=== Dataset ===
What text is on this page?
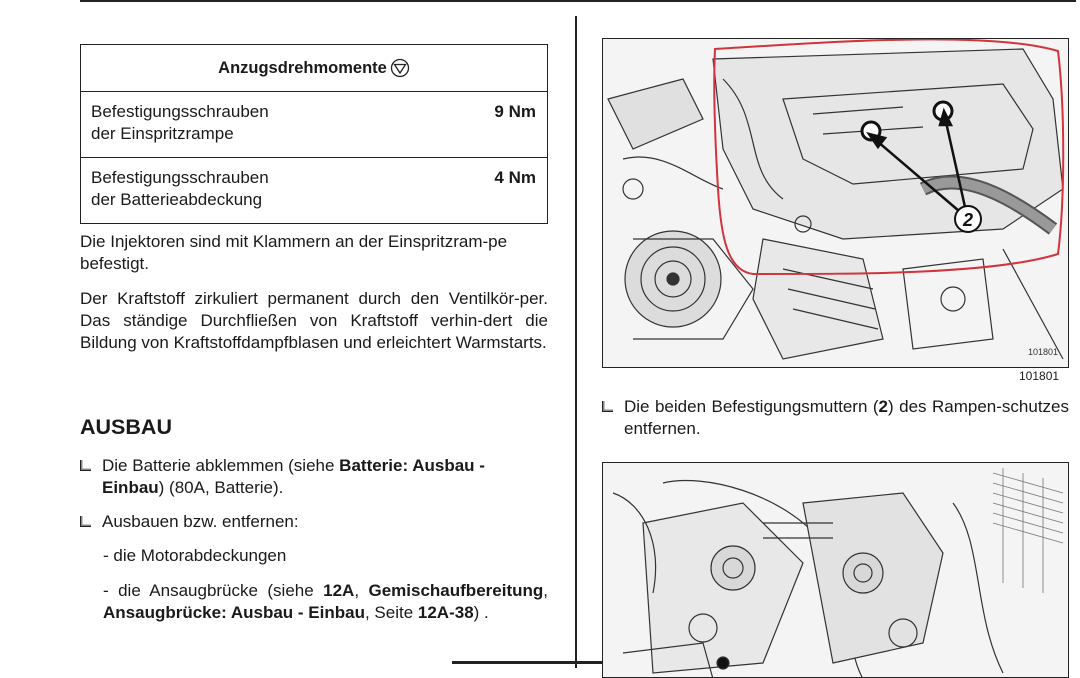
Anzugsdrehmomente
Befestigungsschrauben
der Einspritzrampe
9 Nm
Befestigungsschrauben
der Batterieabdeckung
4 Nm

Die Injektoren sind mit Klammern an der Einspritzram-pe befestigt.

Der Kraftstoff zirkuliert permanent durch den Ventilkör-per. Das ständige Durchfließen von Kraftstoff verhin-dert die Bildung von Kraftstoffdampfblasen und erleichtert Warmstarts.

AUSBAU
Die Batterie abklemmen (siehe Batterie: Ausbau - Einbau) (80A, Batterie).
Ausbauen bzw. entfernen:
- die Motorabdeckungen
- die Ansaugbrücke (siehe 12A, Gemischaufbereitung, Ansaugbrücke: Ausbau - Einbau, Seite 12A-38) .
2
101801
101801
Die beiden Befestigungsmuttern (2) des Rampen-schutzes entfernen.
===
### Task objective
Your task is to copy the entries in full and exactly, without any images.

### Full response
What text is on this page?
Anzugsdrehmomente
Befestigungsschrauben
der Einspritzrampe
9 Nm
Befestigungsschrauben
der Batterieabdeckung
4 Nm

Die Injektoren sind mit Klammern an der Einspritzram-pe befestigt.

Der Kraftstoff zirkuliert permanent durch den Ventilkör-per. Das ständige Durchfließen von Kraftstoff verhin-dert die Bildung von Kraftstoffdampfblasen und erleichtert Warmstarts.

AUSBAU
Die Batterie abklemmen (siehe Batterie: Ausbau - Einbau) (80A, Batterie).
Ausbauen bzw. entfernen:
- die Motorabdeckungen
- die Ansaugbrücke (siehe 12A, Gemischaufbereitung, Ansaugbrücke: Ausbau - Einbau, Seite 12A-38) .
2
101801
101801
Die beiden Befestigungsmuttern (2) des Rampen-schutzes entfernen.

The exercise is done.